## INSTRUCTIONS FOR THE TASK
Skip the images and copy each record exactly as written.

-- START OF THE INPUT --

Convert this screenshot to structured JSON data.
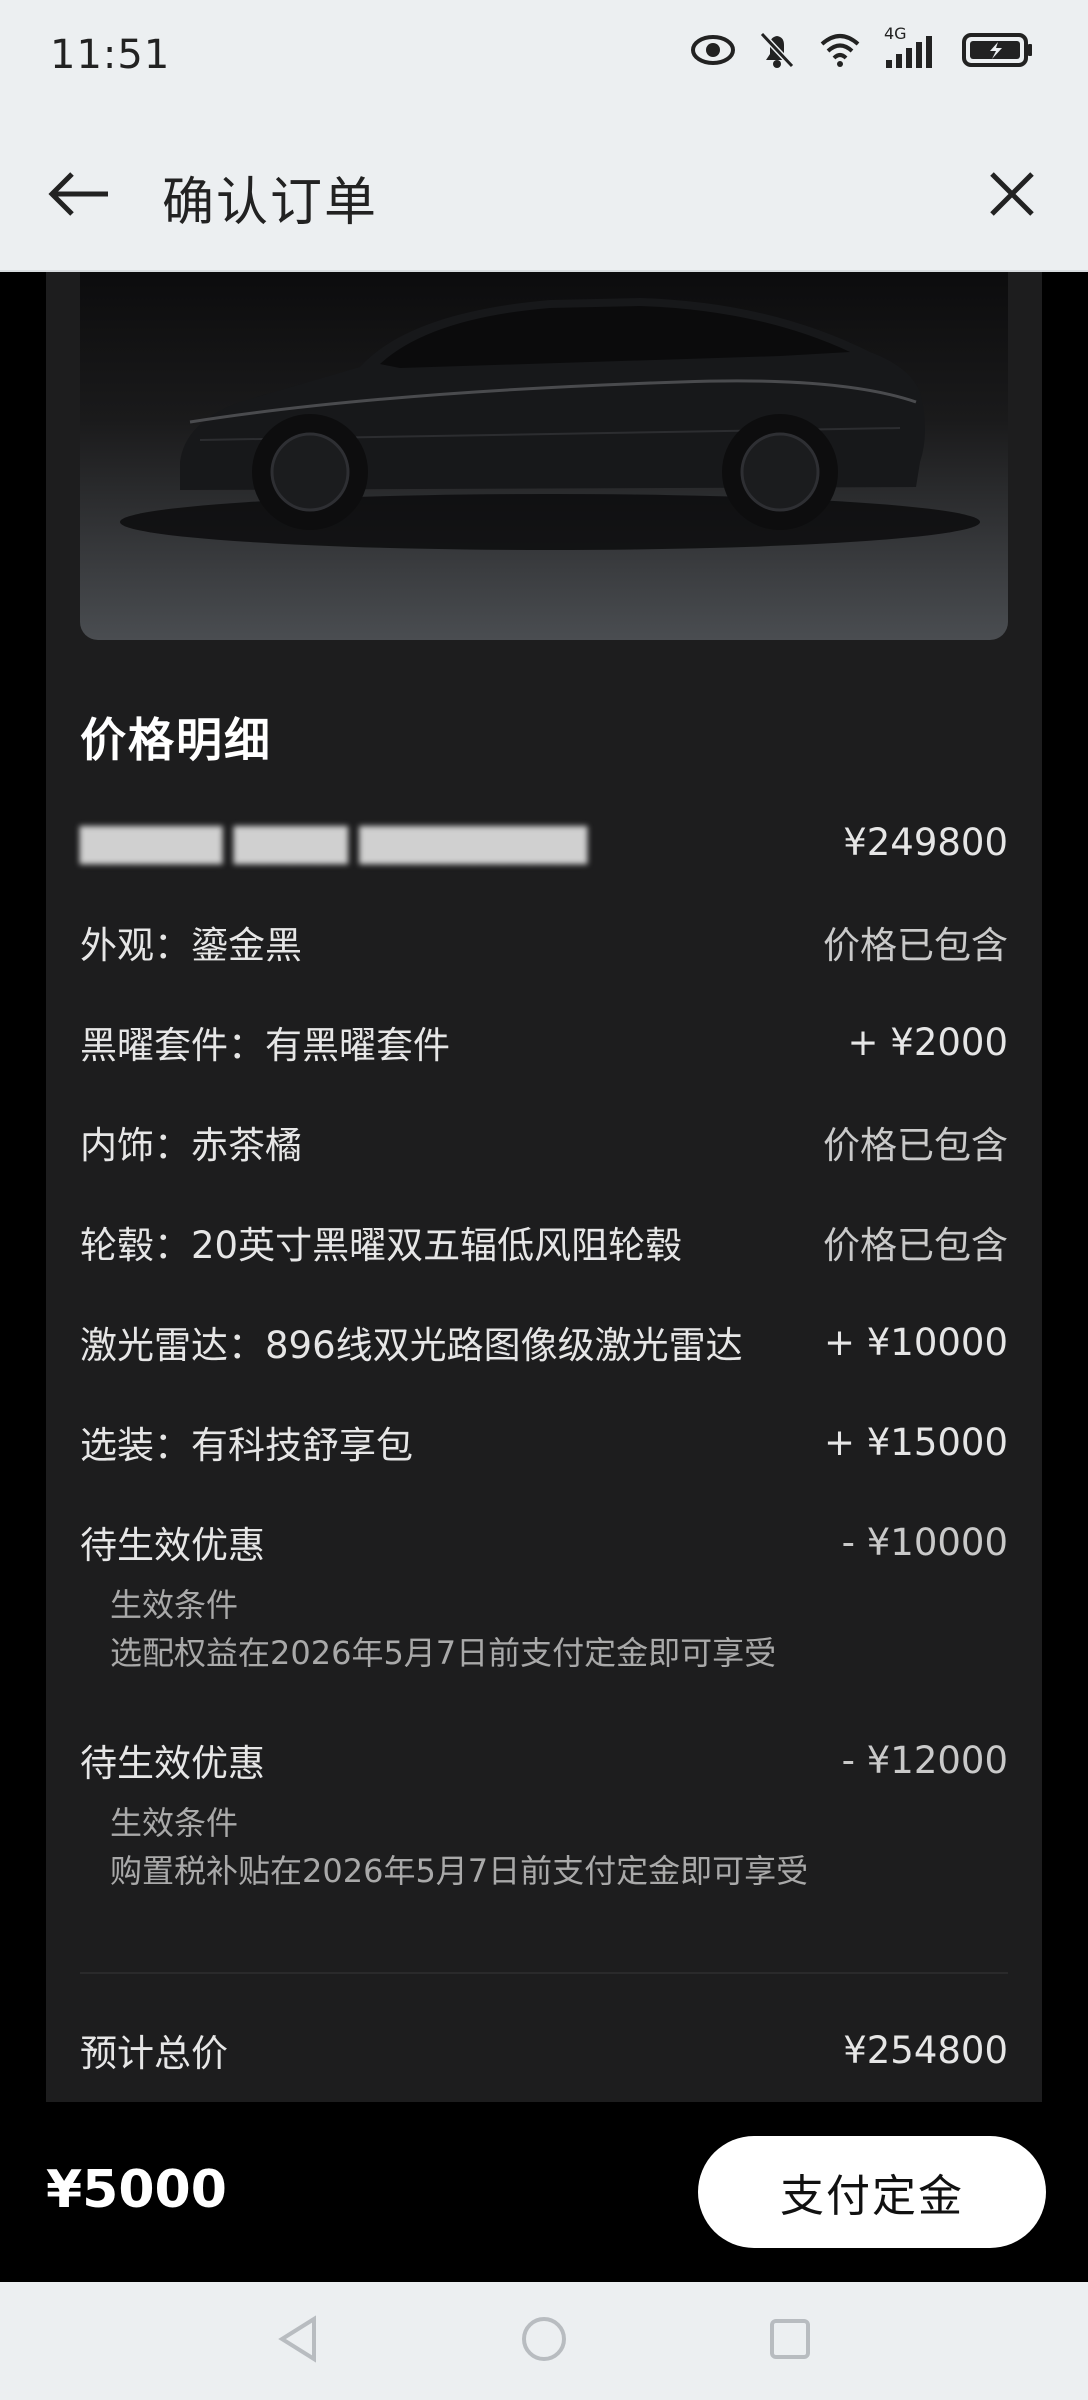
{
  "status_bar": {
    "time": "11:51",
    "network_label": "4G",
    "icons": [
      "eye-icon",
      "mute-icon",
      "wifi-icon",
      "signal-icon",
      "battery-icon"
    ]
  },
  "header": {
    "title": "确认订单",
    "back_icon": "arrow-left-icon",
    "close_icon": "close-icon"
  },
  "price_detail": {
    "title": "价格明细",
    "base": {
      "label": "▇▇▇▇▇ ▇▇▇▇ ▇▇▇▇▇▇▇▇",
      "value": "¥249800"
    },
    "items": [
      {
        "label": "外观：鎏金黑",
        "value": "价格已包含"
      },
      {
        "label": "黑曜套件：有黑曜套件",
        "value": "+ ¥2000"
      },
      {
        "label": "内饰：赤茶橘",
        "value": "价格已包含"
      },
      {
        "label": "轮毂：20英寸黑曜双五辐低风阻轮毂",
        "value": "价格已包含"
      },
      {
        "label": "激光雷达：896线双光路图像级激光雷达",
        "value": "+ ¥10000"
      },
      {
        "label": "选装：有科技舒享包",
        "value": "+ ¥15000"
      }
    ],
    "discounts": [
      {
        "label": "待生效优惠",
        "value": "- ¥10000",
        "cond_title": "生效条件",
        "cond_text": "选配权益在2026年5月7日前支付定金即可享受"
      },
      {
        "label": "待生效优惠",
        "value": "- ¥12000",
        "cond_title": "生效条件",
        "cond_text": "购置税补贴在2026年5月7日前支付定金即可享受"
      }
    ],
    "total": {
      "label": "预计总价",
      "value": "¥254800"
    }
  },
  "bottom_bar": {
    "deposit": "¥5000",
    "pay_label": "支付定金"
  },
  "colors": {
    "card_bg": "#1d1d1e",
    "page_bg": "#000000",
    "system_bar_bg": "#eceff1",
    "button_bg": "#ffffff"
  }
}
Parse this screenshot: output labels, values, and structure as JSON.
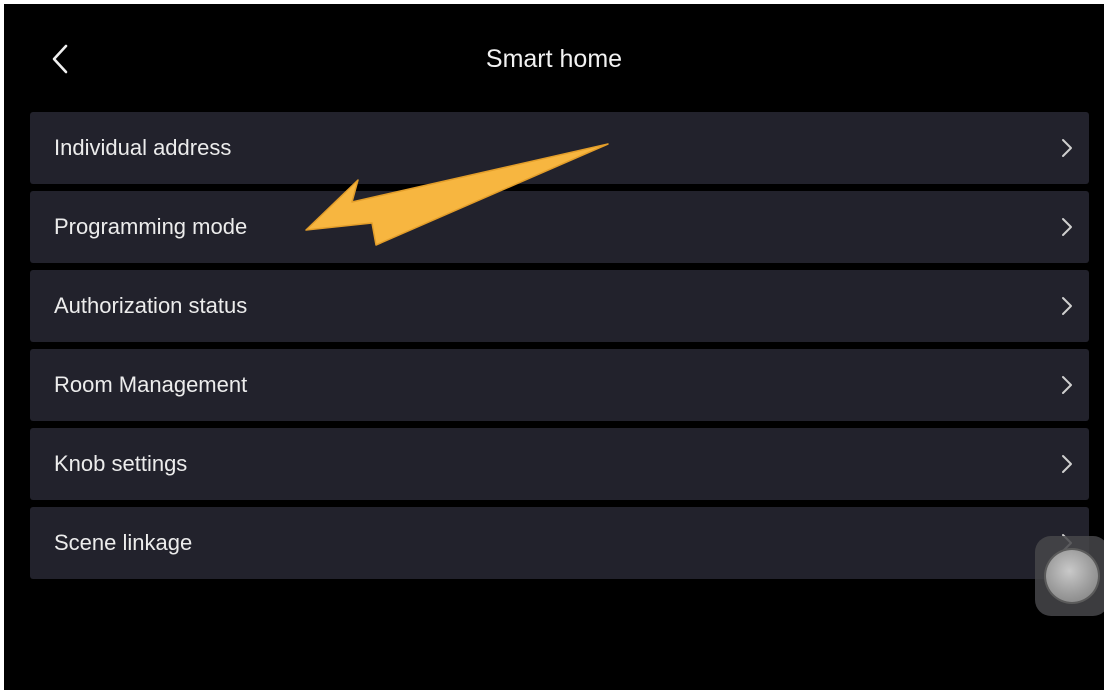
{
  "header": {
    "title": "Smart home",
    "back_icon": "chevron-left-icon"
  },
  "menu": {
    "items": [
      {
        "label": "Individual address",
        "icon": "chevron-right-icon"
      },
      {
        "label": "Programming mode",
        "icon": "chevron-right-icon"
      },
      {
        "label": "Authorization status",
        "icon": "chevron-right-icon"
      },
      {
        "label": "Room Management",
        "icon": "chevron-right-icon"
      },
      {
        "label": "Knob settings",
        "icon": "chevron-right-icon"
      },
      {
        "label": "Scene linkage",
        "icon": "chevron-right-icon"
      }
    ]
  },
  "annotation": {
    "arrow_color": "#f7b640",
    "points_to": "Programming mode"
  },
  "floating_ball": {
    "icon": "assistive-touch-icon"
  },
  "colors": {
    "background": "#000000",
    "row_background": "#22222c",
    "text": "#ececec"
  }
}
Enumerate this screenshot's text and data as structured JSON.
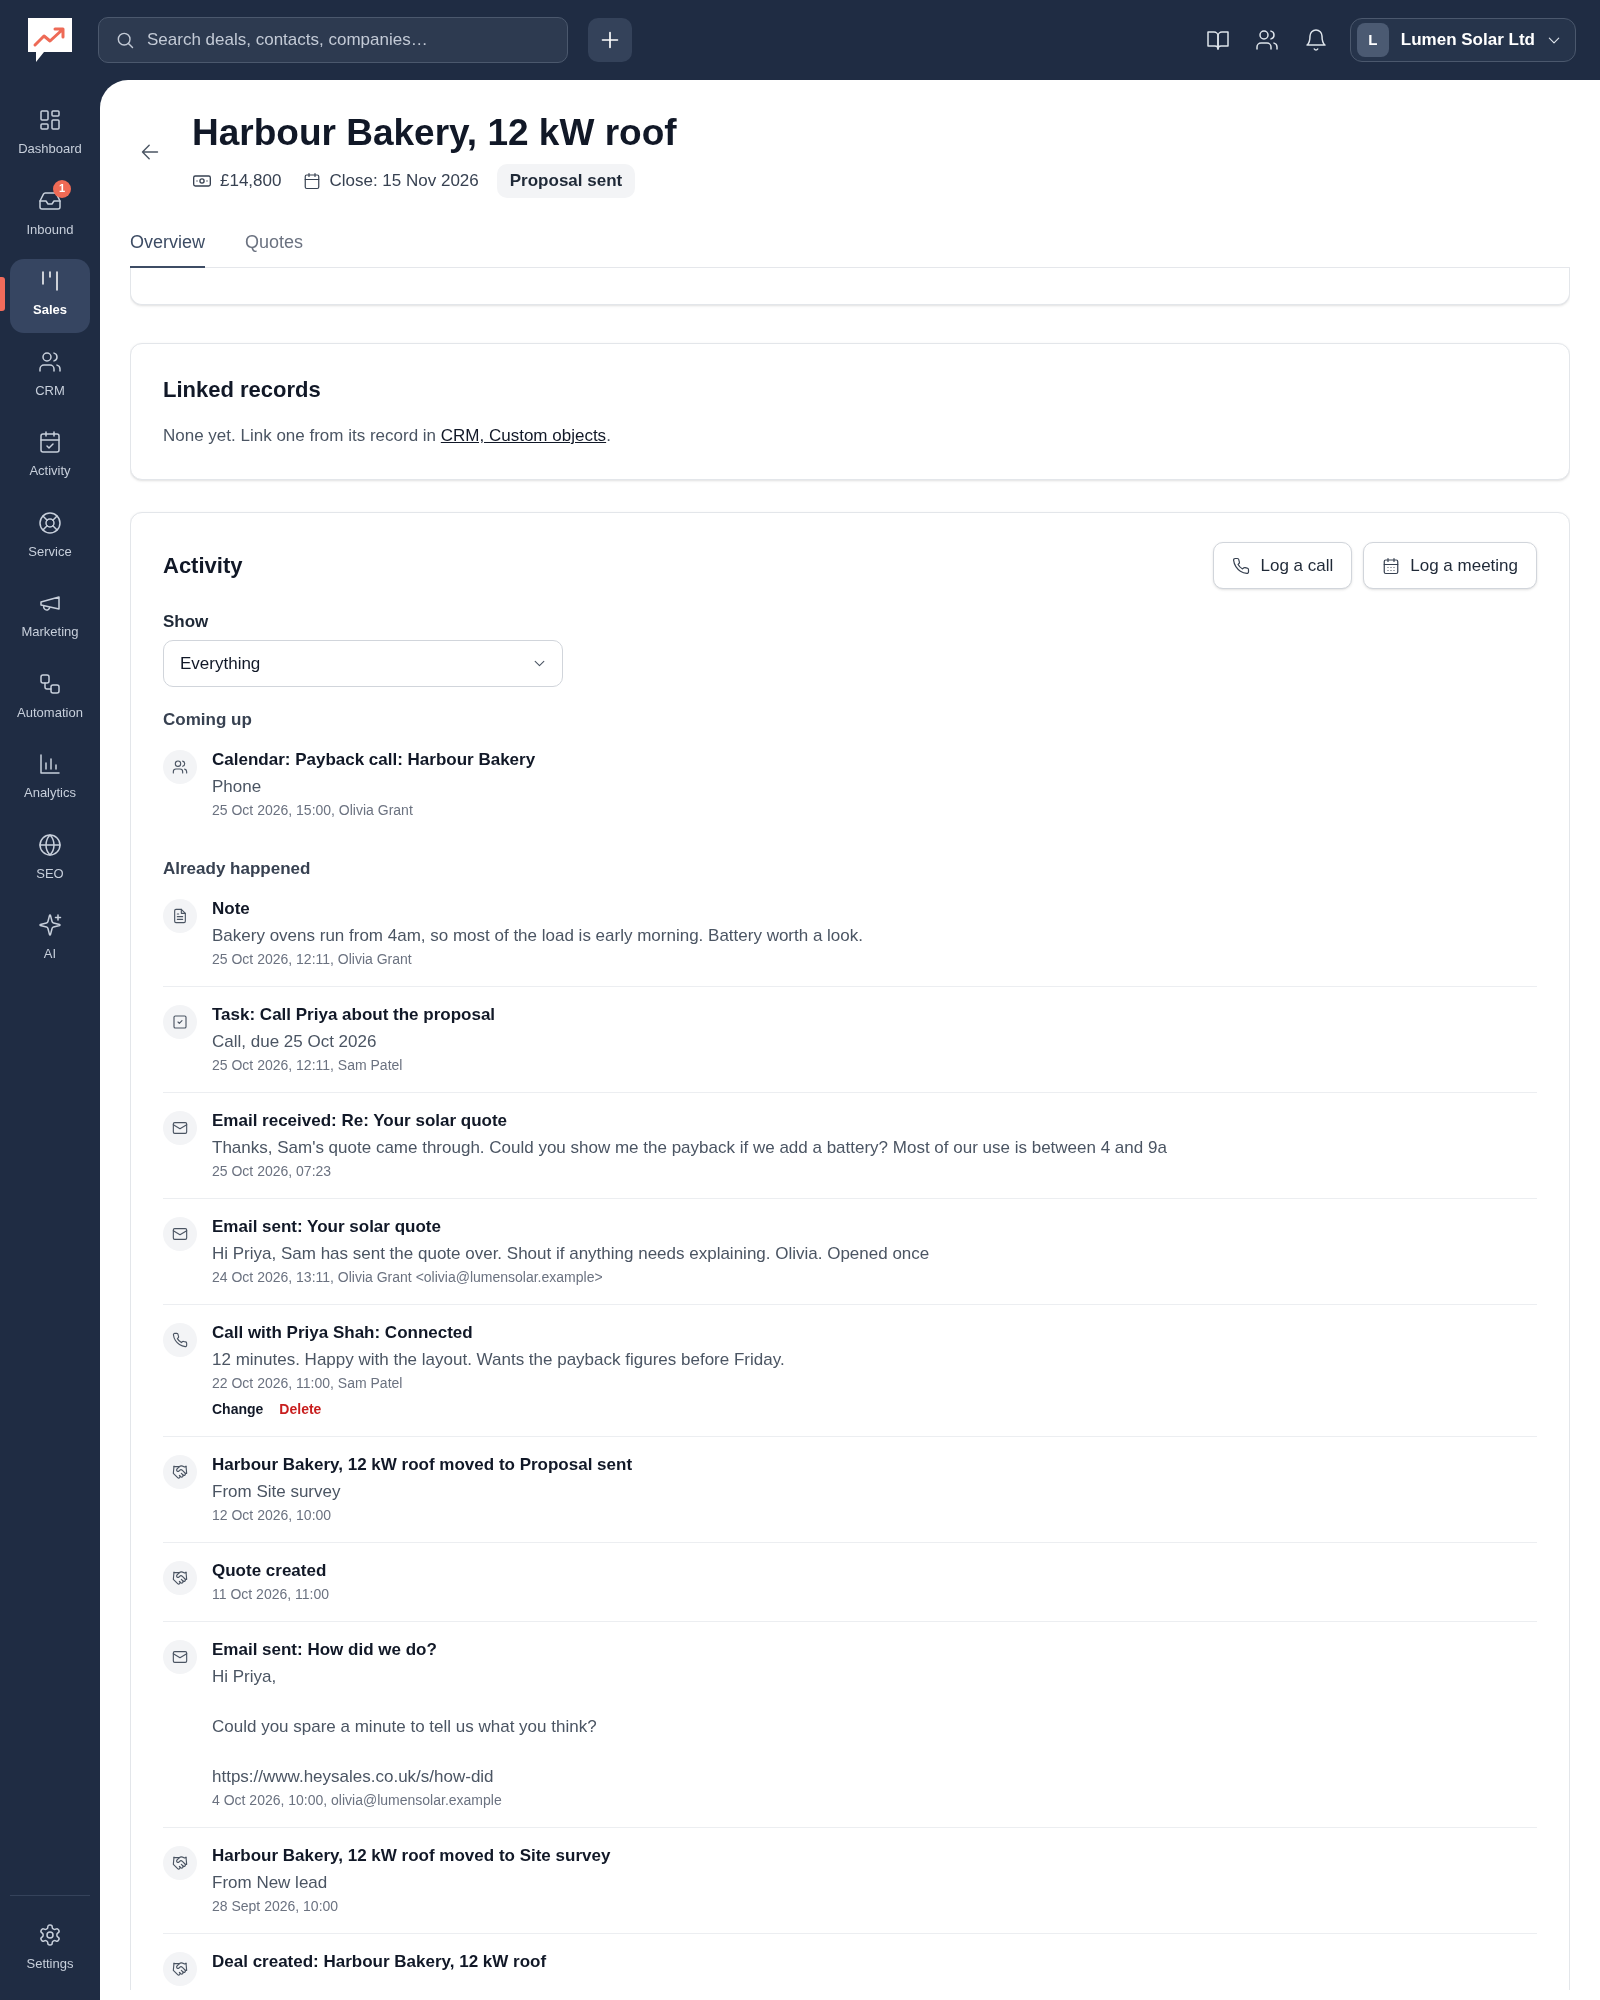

-- END OF THE INPUT --

## SOLUTION FOR THIS PROBLEM
Convert this screenshot to structured JSON data.
{
  "status_bar": {
    "time": "11:51",
    "network_label": "4G",
    "icons": [
      "eye-icon",
      "mute-icon",
      "wifi-icon",
      "signal-icon",
      "battery-icon"
    ]
  },
  "header": {
    "title": "确认订单",
    "back_icon": "arrow-left-icon",
    "close_icon": "close-icon"
  },
  "price_detail": {
    "title": "价格明细",
    "base": {
      "label": "▇▇▇▇▇ ▇▇▇▇ ▇▇▇▇▇▇▇▇",
      "value": "¥249800"
    },
    "items": [
      {
        "label": "外观：鎏金黑",
        "value": "价格已包含"
      },
      {
        "label": "黑曜套件：有黑曜套件",
        "value": "+ ¥2000"
      },
      {
        "label": "内饰：赤茶橘",
        "value": "价格已包含"
      },
      {
        "label": "轮毂：20英寸黑曜双五辐低风阻轮毂",
        "value": "价格已包含"
      },
      {
        "label": "激光雷达：896线双光路图像级激光雷达",
        "value": "+ ¥10000"
      },
      {
        "label": "选装：有科技舒享包",
        "value": "+ ¥15000"
      }
    ],
    "discounts": [
      {
        "label": "待生效优惠",
        "value": "- ¥10000",
        "cond_title": "生效条件",
        "cond_text": "选配权益在2026年5月7日前支付定金即可享受"
      },
      {
        "label": "待生效优惠",
        "value": "- ¥12000",
        "cond_title": "生效条件",
        "cond_text": "购置税补贴在2026年5月7日前支付定金即可享受"
      }
    ],
    "total": {
      "label": "预计总价",
      "value": "¥254800"
    }
  },
  "bottom_bar": {
    "deposit": "¥5000",
    "pay_label": "支付定金"
  },
  "colors": {
    "card_bg": "#1d1d1e",
    "page_bg": "#000000",
    "system_bar_bg": "#eceff1",
    "button_bg": "#ffffff"
  }
}
Parse this screenshot: output labels, values, and structure as JSON.
{
  "header": {
    "title": "Smart home",
    "back_icon": "chevron-left-icon"
  },
  "menu": {
    "items": [
      {
        "label": "Individual address",
        "icon": "chevron-right-icon"
      },
      {
        "label": "Programming mode",
        "icon": "chevron-right-icon"
      },
      {
        "label": "Authorization status",
        "icon": "chevron-right-icon"
      },
      {
        "label": "Room Management",
        "icon": "chevron-right-icon"
      },
      {
        "label": "Knob settings",
        "icon": "chevron-right-icon"
      },
      {
        "label": "Scene linkage",
        "icon": "chevron-right-icon"
      }
    ]
  },
  "annotation": {
    "arrow_color": "#f7b640",
    "points_to": "Programming mode"
  },
  "floating_ball": {
    "icon": "assistive-touch-icon"
  },
  "colors": {
    "background": "#000000",
    "row_background": "#22222c",
    "text": "#ececec"
  }
}
Enumerate this screenshot's text and data as structured JSON.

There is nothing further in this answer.